- RECORDS FOR THE TASK:
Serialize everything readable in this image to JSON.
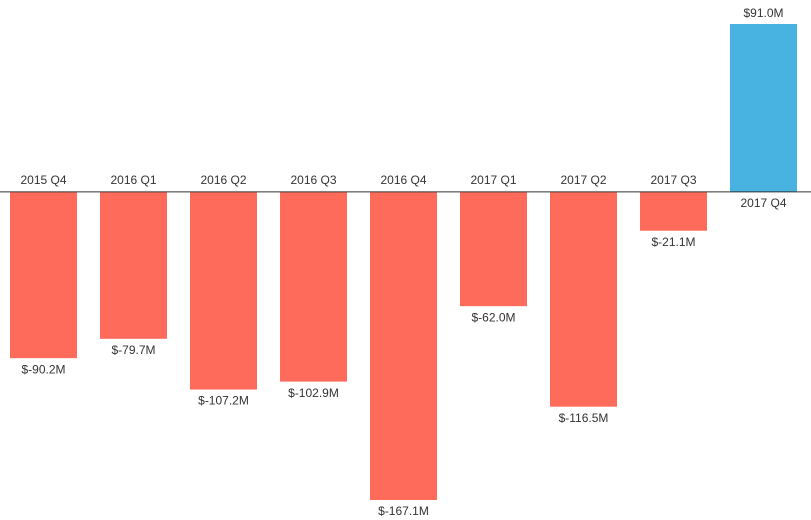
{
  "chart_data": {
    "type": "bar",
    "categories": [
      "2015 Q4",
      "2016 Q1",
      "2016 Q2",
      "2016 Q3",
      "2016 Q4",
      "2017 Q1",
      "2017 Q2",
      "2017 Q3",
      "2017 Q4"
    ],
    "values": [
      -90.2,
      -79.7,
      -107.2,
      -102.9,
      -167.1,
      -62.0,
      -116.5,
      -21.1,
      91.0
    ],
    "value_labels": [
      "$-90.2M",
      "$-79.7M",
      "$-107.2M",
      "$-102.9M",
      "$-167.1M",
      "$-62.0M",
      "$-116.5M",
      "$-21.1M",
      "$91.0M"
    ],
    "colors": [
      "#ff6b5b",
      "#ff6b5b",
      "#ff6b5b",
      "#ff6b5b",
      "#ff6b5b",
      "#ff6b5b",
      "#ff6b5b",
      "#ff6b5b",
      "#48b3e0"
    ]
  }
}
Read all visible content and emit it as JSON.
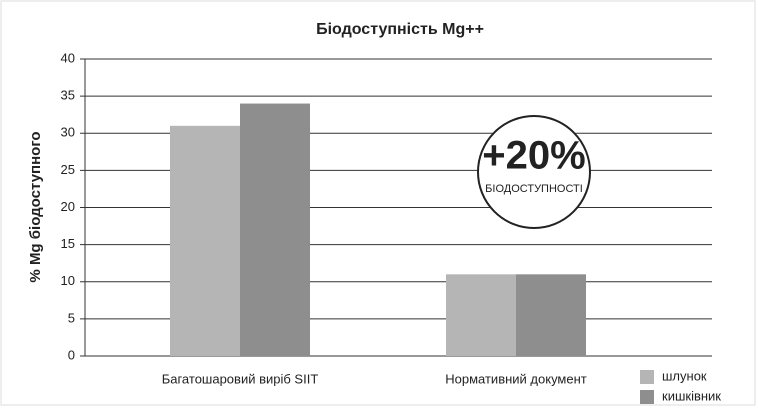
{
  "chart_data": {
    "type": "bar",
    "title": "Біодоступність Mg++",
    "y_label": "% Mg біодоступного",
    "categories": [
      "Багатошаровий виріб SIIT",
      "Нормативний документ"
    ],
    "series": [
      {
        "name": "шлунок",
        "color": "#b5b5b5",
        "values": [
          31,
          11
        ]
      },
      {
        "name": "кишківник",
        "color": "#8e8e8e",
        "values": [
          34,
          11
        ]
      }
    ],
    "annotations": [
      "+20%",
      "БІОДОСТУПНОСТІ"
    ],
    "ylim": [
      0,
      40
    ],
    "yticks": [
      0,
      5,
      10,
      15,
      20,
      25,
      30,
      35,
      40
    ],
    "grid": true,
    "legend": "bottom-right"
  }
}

- EXERCISE DIRECTIONS: Write out, exactly, each line from the one containing "Read all visible content and emit it as JSON." down to the final line of the data above. Both of those lines count, and the pictures are left out.

- WORKED SOLUTION:
Read all visible content and emit it as JSON.
{
  "chart_data": {
    "type": "bar",
    "title": "Біодоступність Mg++",
    "y_label": "% Mg біодоступного",
    "categories": [
      "Багатошаровий виріб SIIT",
      "Нормативний документ"
    ],
    "series": [
      {
        "name": "шлунок",
        "color": "#b5b5b5",
        "values": [
          31,
          11
        ]
      },
      {
        "name": "кишківник",
        "color": "#8e8e8e",
        "values": [
          34,
          11
        ]
      }
    ],
    "annotations": [
      "+20%",
      "БІОДОСТУПНОСТІ"
    ],
    "ylim": [
      0,
      40
    ],
    "yticks": [
      0,
      5,
      10,
      15,
      20,
      25,
      30,
      35,
      40
    ],
    "grid": true,
    "legend": "bottom-right"
  }
}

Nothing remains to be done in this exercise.